▶ **Exercise instructions**
Report every line in the listing that contains the string "della".
+++ Extracted records +++
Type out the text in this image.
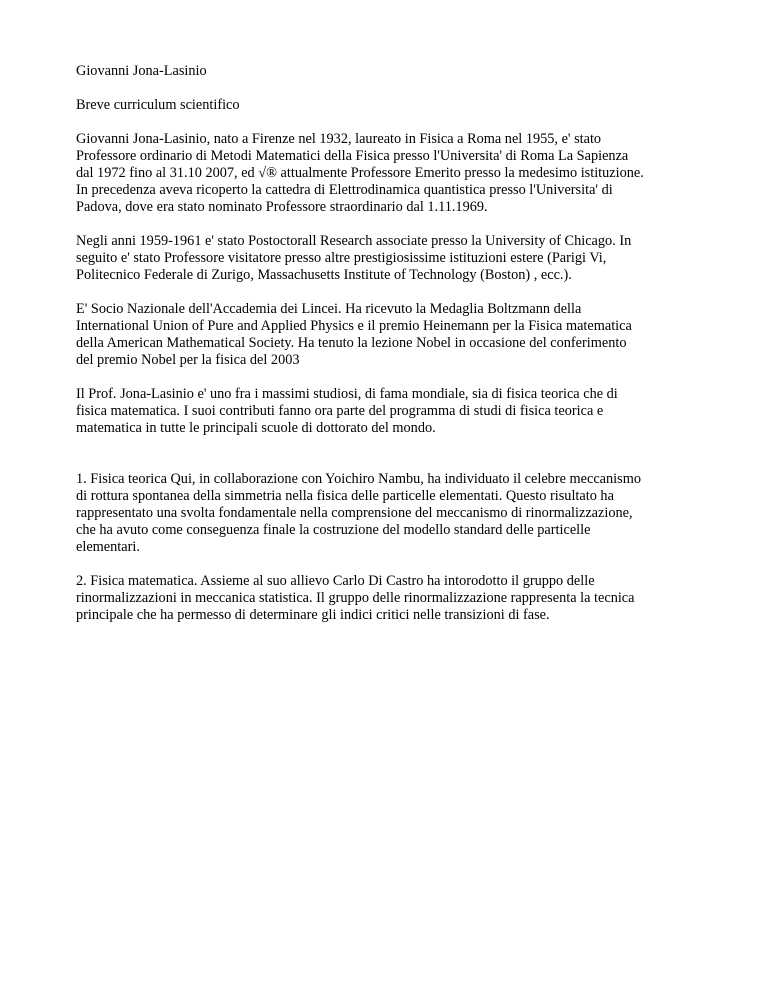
Giovanni Jona-Lasinio
Breve curriculum scientifico
Giovanni Jona-Lasinio, nato a Firenze nel 1932, laureato in Fisica a Roma nel 1955, e' stato
Professore ordinario di Metodi Matematici della Fisica presso l'Universita' di Roma La Sapienza
dal 1972 fino al 31.10 2007, ed √® attualmente Professore Emerito presso la medesimo istituzione.
In precedenza aveva ricoperto la cattedra di Elettrodinamica quantistica presso l'Universita' di
Padova, dove era stato nominato Professore straordinario dal 1.11.1969.
Negli anni 1959-1961 e' stato Postoctorall Research associate presso la University of Chicago. In
seguito e' stato Professore visitatore presso altre prestigiosissime istituzioni estere (Parigi Vi,
Politecnico Federale di Zurigo, Massachusetts Institute of Technology (Boston) , ecc.).
E' Socio Nazionale dell'Accademia dei Lincei. Ha ricevuto la Medaglia Boltzmann della
International Union of Pure and Applied Physics e il premio Heinemann per la Fisica matematica
della American Mathematical Society. Ha tenuto la lezione Nobel in occasione del conferimento
del premio Nobel per la fisica del 2003
Il Prof. Jona-Lasinio e' uno fra i massimi studiosi, di fama mondiale, sia di fisica teorica che di
fisica matematica. I suoi contributi fanno ora parte del programma di studi di fisica teorica e
matematica in tutte le principali scuole di dottorato del mondo.
1. Fisica teorica Qui, in collaborazione con Yoichiro Nambu, ha individuato il celebre meccanismo
di rottura spontanea della simmetria nella fisica delle particelle elementati. Questo risultato ha
rappresentato una svolta fondamentale nella comprensione del meccanismo di rinormalizzazione,
che ha avuto come conseguenza finale la costruzione del modello standard delle particelle
elementari.
2. Fisica matematica. Assieme al suo allievo Carlo Di Castro ha intorodotto il gruppo delle
rinormalizzazioni in meccanica statistica. Il gruppo delle rinormalizzazione rappresenta la tecnica
principale che ha permesso di determinare gli indici critici nelle transizioni di fase.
+++
▶ **Solution**
Professore ordinario di Metodi Matematici della Fisica presso l'Universita' di Roma La Sapienza
E' Socio Nazionale dell'Accademia dei Lincei. Ha ricevuto la Medaglia Boltzmann della
della American Mathematical Society. Ha tenuto la lezione Nobel in occasione del conferimento
di rottura spontanea della simmetria nella fisica delle particelle elementati. Questo risultato ha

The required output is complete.